● **SELECTED EXCERPT**
Tags
conventional/ultimate, existentialism, expressive individualism, George Grant, Madhyamaka, Nishitani Keiji, Śāntideva
If we take a modern Buddhist approach where the ultimate reality is emptiness, what then does that look like in practice? Especially as we think about the key question:how can you be yourself if there is no self?
In thinking through my Buddhism, I had once turned to a reductionist “Sellarsian solution” because it allows in some sense for selves as conventional (rather than ultimate) truth. I’ve now moved instead to a Buddhist view that is based on emptiness rather than reductionism – and, crucially, the emptiness view allows selves in that conventional sense too. For that reason, I think an emptiness-based approach may still be able to leave room for an expressive individualism, where we seek to be ourselves more fully.
The key is that the empty ultimate is in some respects normatively inert: it’s beyond good and bad, because at some level it’s beyond anything at all, purely ineffable. That ultimate normative inertness is important because it allows room for our preexisting reasons for action. If good and bad were themselves something ultimate, then their ultimacy would dictate what our values should be (as it does for the Abrahamic monotheisms, which are often foes of expressive individualism).
But if good and bad are at the conventional level, then we have more room to think of them in terms of our existing considered ends, not only the removal of suffering. They can include our second-order ends, maybe even self-expression. The key is that that conventional normativity needs to be informed by the ultimate emptiness of both self and world. If it is not informed by that emptiness, then it is trapped in an illusion that leads to further suffering – like the illusion that what’s going to save us is a move to a post-capitalist utopia.

Layout annotation records
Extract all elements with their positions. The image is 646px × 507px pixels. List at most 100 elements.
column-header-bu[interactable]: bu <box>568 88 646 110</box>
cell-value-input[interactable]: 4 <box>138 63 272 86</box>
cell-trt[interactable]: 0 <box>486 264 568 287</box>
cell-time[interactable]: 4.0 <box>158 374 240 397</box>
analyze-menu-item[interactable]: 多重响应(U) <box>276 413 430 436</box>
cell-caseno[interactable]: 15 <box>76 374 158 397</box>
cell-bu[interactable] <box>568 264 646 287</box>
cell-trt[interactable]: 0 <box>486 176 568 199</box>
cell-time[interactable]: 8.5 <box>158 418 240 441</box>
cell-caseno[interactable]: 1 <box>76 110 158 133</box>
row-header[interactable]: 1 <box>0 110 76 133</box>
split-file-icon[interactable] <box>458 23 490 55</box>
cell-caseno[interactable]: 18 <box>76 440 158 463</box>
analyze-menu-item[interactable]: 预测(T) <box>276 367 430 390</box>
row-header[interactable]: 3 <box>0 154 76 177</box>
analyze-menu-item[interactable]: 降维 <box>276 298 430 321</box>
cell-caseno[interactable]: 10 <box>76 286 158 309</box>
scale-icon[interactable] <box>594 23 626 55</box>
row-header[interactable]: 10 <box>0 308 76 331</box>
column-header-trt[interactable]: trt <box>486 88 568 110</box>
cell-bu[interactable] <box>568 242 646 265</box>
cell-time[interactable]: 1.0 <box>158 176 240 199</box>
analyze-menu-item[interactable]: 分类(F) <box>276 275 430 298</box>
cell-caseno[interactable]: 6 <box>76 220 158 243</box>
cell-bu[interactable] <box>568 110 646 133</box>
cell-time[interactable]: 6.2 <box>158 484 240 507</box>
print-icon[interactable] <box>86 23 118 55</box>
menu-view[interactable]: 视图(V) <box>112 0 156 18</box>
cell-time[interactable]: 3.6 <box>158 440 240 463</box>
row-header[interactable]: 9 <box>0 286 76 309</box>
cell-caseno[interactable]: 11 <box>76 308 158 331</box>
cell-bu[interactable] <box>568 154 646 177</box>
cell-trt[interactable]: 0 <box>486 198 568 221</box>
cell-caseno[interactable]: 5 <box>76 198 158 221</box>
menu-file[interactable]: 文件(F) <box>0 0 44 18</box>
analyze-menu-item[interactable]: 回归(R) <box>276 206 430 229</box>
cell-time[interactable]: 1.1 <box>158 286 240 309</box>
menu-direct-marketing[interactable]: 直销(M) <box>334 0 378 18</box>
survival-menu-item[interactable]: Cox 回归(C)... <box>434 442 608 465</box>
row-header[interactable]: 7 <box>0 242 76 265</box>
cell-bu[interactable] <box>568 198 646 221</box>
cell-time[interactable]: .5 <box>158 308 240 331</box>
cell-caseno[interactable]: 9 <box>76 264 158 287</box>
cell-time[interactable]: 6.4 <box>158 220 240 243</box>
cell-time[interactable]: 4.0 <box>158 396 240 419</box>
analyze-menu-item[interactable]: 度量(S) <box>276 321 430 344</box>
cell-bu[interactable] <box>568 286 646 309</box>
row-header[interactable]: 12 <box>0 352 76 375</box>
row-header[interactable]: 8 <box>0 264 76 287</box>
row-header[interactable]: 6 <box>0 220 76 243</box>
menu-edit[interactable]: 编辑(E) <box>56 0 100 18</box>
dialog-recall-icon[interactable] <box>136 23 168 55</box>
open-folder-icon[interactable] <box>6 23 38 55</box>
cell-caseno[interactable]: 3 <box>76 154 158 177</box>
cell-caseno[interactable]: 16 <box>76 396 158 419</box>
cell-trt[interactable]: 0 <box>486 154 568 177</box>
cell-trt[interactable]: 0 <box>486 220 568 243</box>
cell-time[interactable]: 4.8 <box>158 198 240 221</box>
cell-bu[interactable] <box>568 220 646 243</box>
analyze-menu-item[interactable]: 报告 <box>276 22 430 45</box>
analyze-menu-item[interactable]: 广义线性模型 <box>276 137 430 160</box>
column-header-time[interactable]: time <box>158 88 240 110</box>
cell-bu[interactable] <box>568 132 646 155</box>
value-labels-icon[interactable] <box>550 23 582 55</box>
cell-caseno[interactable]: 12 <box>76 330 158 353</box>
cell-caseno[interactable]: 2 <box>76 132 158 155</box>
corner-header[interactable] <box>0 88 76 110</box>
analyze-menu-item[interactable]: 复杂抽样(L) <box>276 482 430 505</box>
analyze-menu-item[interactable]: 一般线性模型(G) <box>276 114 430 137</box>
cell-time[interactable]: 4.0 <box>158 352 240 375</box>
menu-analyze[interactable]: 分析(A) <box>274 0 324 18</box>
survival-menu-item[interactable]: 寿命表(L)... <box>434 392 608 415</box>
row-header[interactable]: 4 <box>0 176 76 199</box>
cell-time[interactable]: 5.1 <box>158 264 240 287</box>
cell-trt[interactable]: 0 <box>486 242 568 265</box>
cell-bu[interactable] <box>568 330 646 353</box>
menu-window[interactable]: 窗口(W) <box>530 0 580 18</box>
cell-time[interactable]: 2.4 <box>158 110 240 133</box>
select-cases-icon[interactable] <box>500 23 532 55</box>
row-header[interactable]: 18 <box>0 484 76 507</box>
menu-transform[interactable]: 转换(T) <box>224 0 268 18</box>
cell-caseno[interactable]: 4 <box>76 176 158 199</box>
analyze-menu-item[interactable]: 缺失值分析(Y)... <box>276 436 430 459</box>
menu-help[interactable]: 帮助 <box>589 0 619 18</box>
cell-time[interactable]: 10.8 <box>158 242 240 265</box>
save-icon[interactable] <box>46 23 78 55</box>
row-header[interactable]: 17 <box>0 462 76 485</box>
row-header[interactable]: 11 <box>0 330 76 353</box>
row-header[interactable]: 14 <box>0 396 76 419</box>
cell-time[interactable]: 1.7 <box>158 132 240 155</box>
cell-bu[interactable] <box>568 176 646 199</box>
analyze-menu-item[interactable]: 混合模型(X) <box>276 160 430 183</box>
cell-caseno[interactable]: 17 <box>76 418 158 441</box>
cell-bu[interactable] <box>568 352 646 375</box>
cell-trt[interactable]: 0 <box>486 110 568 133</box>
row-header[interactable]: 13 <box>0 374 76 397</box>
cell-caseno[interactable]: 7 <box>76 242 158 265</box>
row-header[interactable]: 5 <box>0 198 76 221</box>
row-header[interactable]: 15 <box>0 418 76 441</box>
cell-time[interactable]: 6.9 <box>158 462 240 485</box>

● **PROBLEM SET**
- a) Answer these questions about the passage on emptiness and the self, marking each answer the same way:
(i) What kind of solution had the writer once turned to?
(ii) According to the passage, why is the empty ultimate beyond good and bad?
(iii) What illusion is offered as an example of one that leads to further suffering?
- b) Retype the part of the passage on emptiness and the self that opens with the words containing "The key is that the" and closes with "of expressive individualism).".
The items are material separate from the passage on emptiness and the self.

● **WRITTEN RESPONSES**
- a)
(i) A reductionist "Sellarsian solution."
(ii) Because at some level it is beyond anything at all, purely ineffable.
(iii) The illusion that what is going to save us is a move to a post-capitalist utopia.

- b)
The key is that the empty ultimate is in some respects normatively inert: it’s beyond good and bad, because at some level it’s beyond anything at all, purely ineffable. That ultimate normative inertness is important because it allows room for our preexisting reasons for action. If good and bad were themselves something ultimate, then their ultimacy would dictate what our values should be (as it does for the Abrahamic monotheisms, which are often foes of expressive individualism).